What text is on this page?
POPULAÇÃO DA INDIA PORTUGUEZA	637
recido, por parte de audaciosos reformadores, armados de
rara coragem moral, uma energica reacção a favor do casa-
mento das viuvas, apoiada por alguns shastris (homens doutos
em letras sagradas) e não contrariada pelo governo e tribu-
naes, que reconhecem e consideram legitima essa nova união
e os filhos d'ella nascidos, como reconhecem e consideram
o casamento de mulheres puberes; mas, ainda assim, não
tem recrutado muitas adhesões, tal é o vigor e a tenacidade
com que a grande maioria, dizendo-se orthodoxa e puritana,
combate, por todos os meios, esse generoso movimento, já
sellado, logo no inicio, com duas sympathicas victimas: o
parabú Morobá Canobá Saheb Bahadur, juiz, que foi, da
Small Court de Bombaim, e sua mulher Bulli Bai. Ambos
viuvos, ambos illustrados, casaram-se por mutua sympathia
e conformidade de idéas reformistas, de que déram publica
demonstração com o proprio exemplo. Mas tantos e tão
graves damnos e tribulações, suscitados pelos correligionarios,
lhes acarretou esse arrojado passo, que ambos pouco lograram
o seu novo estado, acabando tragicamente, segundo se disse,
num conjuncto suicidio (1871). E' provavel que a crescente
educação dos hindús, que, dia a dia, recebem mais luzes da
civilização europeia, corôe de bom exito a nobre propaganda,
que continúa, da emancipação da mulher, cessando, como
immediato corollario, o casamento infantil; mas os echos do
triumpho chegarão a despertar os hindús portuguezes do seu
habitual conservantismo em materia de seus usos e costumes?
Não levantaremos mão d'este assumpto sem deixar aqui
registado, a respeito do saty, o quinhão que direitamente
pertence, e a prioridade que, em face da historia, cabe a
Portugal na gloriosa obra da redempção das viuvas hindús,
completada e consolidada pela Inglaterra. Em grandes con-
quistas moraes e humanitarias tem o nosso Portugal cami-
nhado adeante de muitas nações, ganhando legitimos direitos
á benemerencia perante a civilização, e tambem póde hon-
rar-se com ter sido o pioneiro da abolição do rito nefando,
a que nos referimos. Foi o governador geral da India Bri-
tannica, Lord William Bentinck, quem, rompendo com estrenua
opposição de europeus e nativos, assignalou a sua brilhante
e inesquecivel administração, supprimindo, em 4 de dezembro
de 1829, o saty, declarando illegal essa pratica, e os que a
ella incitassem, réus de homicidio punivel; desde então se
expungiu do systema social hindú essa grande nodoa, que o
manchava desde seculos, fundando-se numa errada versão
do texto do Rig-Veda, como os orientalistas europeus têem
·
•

▶ [OBJECTIVE]:
Quote all the records exactly, please, leaving none out.

▶ [RESULT OF THIS EXERCISE]:
What text is on this page?
POPULAÇÃO DA INDIA PORTUGUEZA	637
recido, por parte de audaciosos reformadores, armados de
rara coragem moral, uma energica reacção a favor do casa-
mento das viuvas, apoiada por alguns shastris (homens doutos
em letras sagradas) e não contrariada pelo governo e tribu-
naes, que reconhecem e consideram legitima essa nova união
e os filhos d'ella nascidos, como reconhecem e consideram
o casamento de mulheres puberes; mas, ainda assim, não
tem recrutado muitas adhesões, tal é o vigor e a tenacidade
com que a grande maioria, dizendo-se orthodoxa e puritana,
combate, por todos os meios, esse generoso movimento, já
sellado, logo no inicio, com duas sympathicas victimas: o
parabú Morobá Canobá Saheb Bahadur, juiz, que foi, da
Small Court de Bombaim, e sua mulher Bulli Bai. Ambos
viuvos, ambos illustrados, casaram-se por mutua sympathia
e conformidade de idéas reformistas, de que déram publica
demonstração com o proprio exemplo. Mas tantos e tão
graves damnos e tribulações, suscitados pelos correligionarios,
lhes acarretou esse arrojado passo, que ambos pouco lograram
o seu novo estado, acabando tragicamente, segundo se disse,
num conjuncto suicidio (1871). E' provavel que a crescente
educação dos hindús, que, dia a dia, recebem mais luzes da
civilização europeia, corôe de bom exito a nobre propaganda,
que continúa, da emancipação da mulher, cessando, como
immediato corollario, o casamento infantil; mas os echos do
triumpho chegarão a despertar os hindús portuguezes do seu
habitual conservantismo em materia de seus usos e costumes?
Não levantaremos mão d'este assumpto sem deixar aqui
registado, a respeito do saty, o quinhão que direitamente
pertence, e a prioridade que, em face da historia, cabe a
Portugal na gloriosa obra da redempção das viuvas hindús,
completada e consolidada pela Inglaterra. Em grandes con-
quistas moraes e humanitarias tem o nosso Portugal cami-
nhado adeante de muitas nações, ganhando legitimos direitos
á benemerencia perante a civilização, e tambem póde hon-
rar-se com ter sido o pioneiro da abolição do rito nefando,
a que nos referimos. Foi o governador geral da India Bri-
tannica, Lord William Bentinck, quem, rompendo com estrenua
opposição de europeus e nativos, assignalou a sua brilhante
e inesquecivel administração, supprimindo, em 4 de dezembro
de 1829, o saty, declarando illegal essa pratica, e os que a
ella incitassem, réus de homicidio punivel; desde então se
expungiu do systema social hindú essa grande nodoa, que o
manchava desde seculos, fundando-se numa errada versão
do texto do Rig-Veda, como os orientalistas europeus têem
·
•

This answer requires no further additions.